= Task statement =
In the material below, find all lines with the string "text" and copy them.

┌────────

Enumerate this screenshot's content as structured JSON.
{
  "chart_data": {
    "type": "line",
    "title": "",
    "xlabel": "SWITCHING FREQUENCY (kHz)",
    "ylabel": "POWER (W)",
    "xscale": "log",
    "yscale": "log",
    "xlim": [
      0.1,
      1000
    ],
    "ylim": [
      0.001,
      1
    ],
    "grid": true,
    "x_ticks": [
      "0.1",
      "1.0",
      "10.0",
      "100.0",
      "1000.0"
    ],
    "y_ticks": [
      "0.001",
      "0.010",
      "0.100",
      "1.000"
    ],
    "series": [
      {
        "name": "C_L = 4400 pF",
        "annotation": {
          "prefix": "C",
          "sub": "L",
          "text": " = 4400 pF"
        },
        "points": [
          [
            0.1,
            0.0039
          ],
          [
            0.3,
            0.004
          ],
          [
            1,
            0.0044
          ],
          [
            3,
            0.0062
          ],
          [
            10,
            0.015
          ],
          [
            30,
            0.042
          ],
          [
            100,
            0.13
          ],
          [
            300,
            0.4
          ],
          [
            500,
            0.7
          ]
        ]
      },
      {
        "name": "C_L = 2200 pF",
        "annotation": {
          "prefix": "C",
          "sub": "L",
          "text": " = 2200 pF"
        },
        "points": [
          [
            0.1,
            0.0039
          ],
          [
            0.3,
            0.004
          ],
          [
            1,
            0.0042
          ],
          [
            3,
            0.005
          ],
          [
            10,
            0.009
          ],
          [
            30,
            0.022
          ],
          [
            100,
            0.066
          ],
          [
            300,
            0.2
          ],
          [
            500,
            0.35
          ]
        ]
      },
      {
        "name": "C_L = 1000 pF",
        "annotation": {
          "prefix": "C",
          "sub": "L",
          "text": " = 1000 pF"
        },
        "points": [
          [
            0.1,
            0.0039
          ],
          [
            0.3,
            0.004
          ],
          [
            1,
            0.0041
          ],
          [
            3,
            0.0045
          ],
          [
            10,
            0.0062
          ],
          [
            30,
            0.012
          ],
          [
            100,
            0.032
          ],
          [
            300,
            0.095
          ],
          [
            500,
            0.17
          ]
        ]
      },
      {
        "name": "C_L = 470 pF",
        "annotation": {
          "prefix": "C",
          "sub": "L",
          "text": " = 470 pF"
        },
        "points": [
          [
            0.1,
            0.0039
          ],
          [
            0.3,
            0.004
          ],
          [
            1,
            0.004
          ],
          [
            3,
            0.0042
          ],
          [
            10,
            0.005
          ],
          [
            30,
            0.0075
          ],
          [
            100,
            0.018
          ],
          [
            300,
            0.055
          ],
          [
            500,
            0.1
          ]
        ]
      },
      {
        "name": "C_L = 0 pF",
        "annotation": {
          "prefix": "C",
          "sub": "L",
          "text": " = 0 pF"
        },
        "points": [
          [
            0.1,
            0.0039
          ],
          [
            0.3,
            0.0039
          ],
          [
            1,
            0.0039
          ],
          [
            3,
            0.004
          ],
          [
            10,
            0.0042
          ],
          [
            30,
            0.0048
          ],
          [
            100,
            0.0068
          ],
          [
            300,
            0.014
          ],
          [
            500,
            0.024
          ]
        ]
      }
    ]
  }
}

└────────

= In response =
          "text": " = 4400 pF"
          "text": " = 2200 pF"
          "text": " = 1000 pF"
          "text": " = 470 pF"
          "text": " = 0 pF"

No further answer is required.